**Raw records:**
════════
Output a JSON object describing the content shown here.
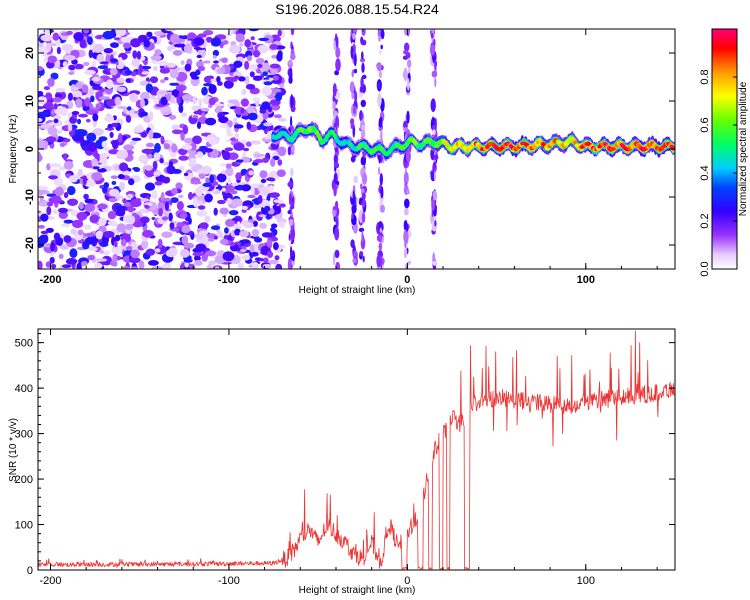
{
  "title": "S196.2026.088.15.54.R24",
  "chart_data": [
    {
      "type": "heatmap",
      "panel": "spectrogram",
      "xlabel": "Height of straight line (km)",
      "ylabel": "Frequency (Hz)",
      "xlim": [
        -207,
        150
      ],
      "ylim": [
        -25,
        25
      ],
      "xticks": [
        -200,
        -100,
        0,
        100
      ],
      "xtick_labels": [
        "-200",
        "-100",
        "0",
        "100"
      ],
      "yticks": [
        -20,
        -10,
        0,
        10,
        20
      ],
      "ytick_labels": [
        "-20",
        "-10",
        "0",
        "10",
        "20"
      ],
      "noise_region_x": [
        -207,
        -70
      ],
      "ridge": {
        "x": [
          -75,
          -65,
          -55,
          -48,
          -42,
          -35,
          -28,
          -20,
          -12,
          -5,
          2,
          8,
          15,
          25,
          40,
          60,
          80,
          92,
          100,
          120,
          150
        ],
        "freq": [
          3,
          2.5,
          4.5,
          2,
          3,
          1,
          0.5,
          0,
          -0.5,
          0.5,
          1.5,
          1,
          1.5,
          0.5,
          0.5,
          0.5,
          1,
          1.5,
          0.5,
          0.5,
          0.5
        ],
        "amplitude": [
          0.45,
          0.5,
          0.6,
          0.55,
          0.5,
          0.45,
          0.5,
          0.55,
          0.5,
          0.55,
          0.6,
          0.55,
          0.6,
          0.75,
          0.85,
          0.9,
          0.8,
          0.75,
          0.85,
          0.9,
          0.9
        ]
      },
      "vertical_streaks_x": [
        -65,
        -40,
        -30,
        -25,
        -15,
        0,
        15
      ],
      "colorbar": {
        "label": "Normalized spectral amplitude",
        "range": [
          0,
          1
        ],
        "ticks": [
          0.0,
          0.2,
          0.4,
          0.6,
          0.8
        ],
        "tick_labels": [
          "0.0",
          "0.2",
          "0.4",
          "0.6",
          "0.8"
        ],
        "colors": [
          "#ffffff",
          "#cc99ff",
          "#6600ff",
          "#0000ff",
          "#00ccff",
          "#00ff66",
          "#66ff00",
          "#ffff00",
          "#ff9900",
          "#ff0000",
          "#ff0066"
        ]
      }
    },
    {
      "type": "line",
      "panel": "snr",
      "xlabel": "Height of straight line (km)",
      "ylabel": "SNR (10 * v/v)",
      "xlim": [
        -207,
        150
      ],
      "ylim": [
        0,
        530
      ],
      "xticks": [
        -200,
        -100,
        0,
        100
      ],
      "xtick_labels": [
        "-200",
        "-100",
        "0",
        "100"
      ],
      "yticks": [
        0,
        100,
        200,
        300,
        400,
        500
      ],
      "ytick_labels": [
        "0",
        "100",
        "200",
        "300",
        "400",
        "500"
      ],
      "color": "#ee3333",
      "series_envelope": {
        "x": [
          -207,
          -150,
          -100,
          -75,
          -65,
          -60,
          -55,
          -50,
          -45,
          -40,
          -35,
          -30,
          -25,
          -20,
          -15,
          -10,
          -5,
          0,
          5,
          10,
          15,
          20,
          25,
          30,
          35,
          40,
          50,
          60,
          70,
          80,
          90,
          100,
          110,
          120,
          130,
          140,
          150
        ],
        "value": [
          12,
          12,
          14,
          15,
          30,
          70,
          90,
          60,
          100,
          80,
          60,
          35,
          25,
          60,
          15,
          100,
          50,
          80,
          110,
          180,
          260,
          300,
          340,
          320,
          360,
          370,
          380,
          375,
          370,
          365,
          360,
          370,
          375,
          380,
          385,
          390,
          400
        ]
      }
    }
  ]
}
════════
**What the task asks:** Write out all the entries again, word for word, and print no images.

**Full solution:**
Output a JSON object describing the content shown here.
{
  "title": "S196.2026.088.15.54.R24",
  "chart_data": [
    {
      "type": "heatmap",
      "panel": "spectrogram",
      "xlabel": "Height of straight line (km)",
      "ylabel": "Frequency (Hz)",
      "xlim": [
        -207,
        150
      ],
      "ylim": [
        -25,
        25
      ],
      "xticks": [
        -200,
        -100,
        0,
        100
      ],
      "xtick_labels": [
        "-200",
        "-100",
        "0",
        "100"
      ],
      "yticks": [
        -20,
        -10,
        0,
        10,
        20
      ],
      "ytick_labels": [
        "-20",
        "-10",
        "0",
        "10",
        "20"
      ],
      "noise_region_x": [
        -207,
        -70
      ],
      "ridge": {
        "x": [
          -75,
          -65,
          -55,
          -48,
          -42,
          -35,
          -28,
          -20,
          -12,
          -5,
          2,
          8,
          15,
          25,
          40,
          60,
          80,
          92,
          100,
          120,
          150
        ],
        "freq": [
          3,
          2.5,
          4.5,
          2,
          3,
          1,
          0.5,
          0,
          -0.5,
          0.5,
          1.5,
          1,
          1.5,
          0.5,
          0.5,
          0.5,
          1,
          1.5,
          0.5,
          0.5,
          0.5
        ],
        "amplitude": [
          0.45,
          0.5,
          0.6,
          0.55,
          0.5,
          0.45,
          0.5,
          0.55,
          0.5,
          0.55,
          0.6,
          0.55,
          0.6,
          0.75,
          0.85,
          0.9,
          0.8,
          0.75,
          0.85,
          0.9,
          0.9
        ]
      },
      "vertical_streaks_x": [
        -65,
        -40,
        -30,
        -25,
        -15,
        0,
        15
      ],
      "colorbar": {
        "label": "Normalized spectral amplitude",
        "range": [
          0,
          1
        ],
        "ticks": [
          0.0,
          0.2,
          0.4,
          0.6,
          0.8
        ],
        "tick_labels": [
          "0.0",
          "0.2",
          "0.4",
          "0.6",
          "0.8"
        ],
        "colors": [
          "#ffffff",
          "#cc99ff",
          "#6600ff",
          "#0000ff",
          "#00ccff",
          "#00ff66",
          "#66ff00",
          "#ffff00",
          "#ff9900",
          "#ff0000",
          "#ff0066"
        ]
      }
    },
    {
      "type": "line",
      "panel": "snr",
      "xlabel": "Height of straight line (km)",
      "ylabel": "SNR (10 * v/v)",
      "xlim": [
        -207,
        150
      ],
      "ylim": [
        0,
        530
      ],
      "xticks": [
        -200,
        -100,
        0,
        100
      ],
      "xtick_labels": [
        "-200",
        "-100",
        "0",
        "100"
      ],
      "yticks": [
        0,
        100,
        200,
        300,
        400,
        500
      ],
      "ytick_labels": [
        "0",
        "100",
        "200",
        "300",
        "400",
        "500"
      ],
      "color": "#ee3333",
      "series_envelope": {
        "x": [
          -207,
          -150,
          -100,
          -75,
          -65,
          -60,
          -55,
          -50,
          -45,
          -40,
          -35,
          -30,
          -25,
          -20,
          -15,
          -10,
          -5,
          0,
          5,
          10,
          15,
          20,
          25,
          30,
          35,
          40,
          50,
          60,
          70,
          80,
          90,
          100,
          110,
          120,
          130,
          140,
          150
        ],
        "value": [
          12,
          12,
          14,
          15,
          30,
          70,
          90,
          60,
          100,
          80,
          60,
          35,
          25,
          60,
          15,
          100,
          50,
          80,
          110,
          180,
          260,
          300,
          340,
          320,
          360,
          370,
          380,
          375,
          370,
          365,
          360,
          370,
          375,
          380,
          385,
          390,
          400
        ]
      }
    }
  ]
}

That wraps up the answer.